Collected data entries

::::

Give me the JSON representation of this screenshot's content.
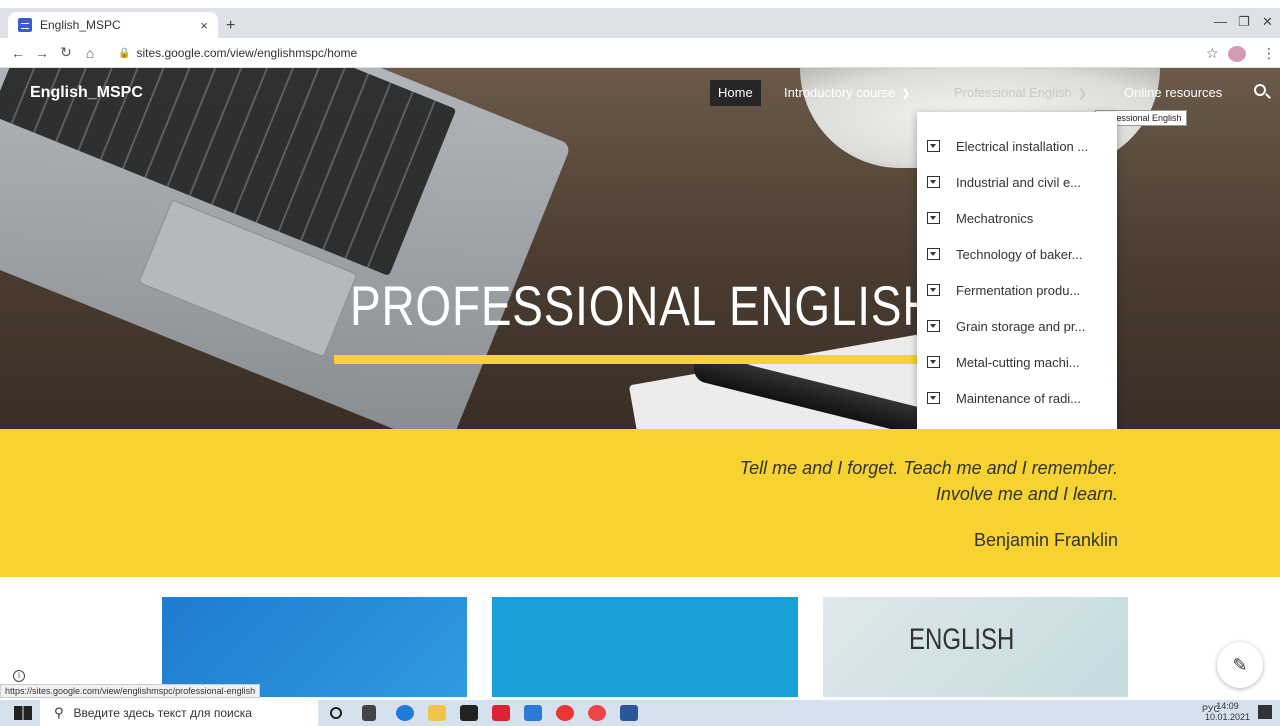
{
  "browser": {
    "tab_title": "English_MSPC",
    "tab_close": "×",
    "new_tab": "+",
    "url": "sites.google.com/view/englishmspc/home",
    "status_url": "https://sites.google.com/view/englishmspc/professional-english"
  },
  "site": {
    "title": "English_MSPC",
    "nav": [
      {
        "label": "Home"
      },
      {
        "label": "Introductory course"
      },
      {
        "label": "Professional English"
      },
      {
        "label": "Online resources"
      }
    ],
    "tooltip": "Professional English",
    "hero_title": "PROFESSIONAL ENGLISH",
    "dropdown": [
      "Electrical installation ...",
      "Industrial and civil e...",
      "Mechatronics",
      "Technology of baker...",
      "Fermentation produ...",
      "Grain storage and pr...",
      "Metal-cutting machi...",
      "Maintenance of radi..."
    ],
    "quote_line1": "Tell me and I forget. Teach me and I remember.",
    "quote_line2": "Involve me and I learn.",
    "quote_author": "Benjamin Franklin",
    "card3_text": "ENGLISH"
  },
  "taskbar": {
    "search_placeholder": "Введите здесь текст для поиска",
    "lang": "РУС",
    "time": "14:09",
    "date": "10.01.2021"
  },
  "colors": {
    "accent_yellow": "#f6d330",
    "active_nav": "#262626"
  }
}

::::

# [WHAT THE EXERCISE ASKS]
Gather up, from the records above, each line where the word "view" appears.

# [EXERCISE OUTPUT]
    "url": "sites.google.com/view/englishmspc/home",
    "status_url": "https://sites.google.com/view/englishmspc/professional-english"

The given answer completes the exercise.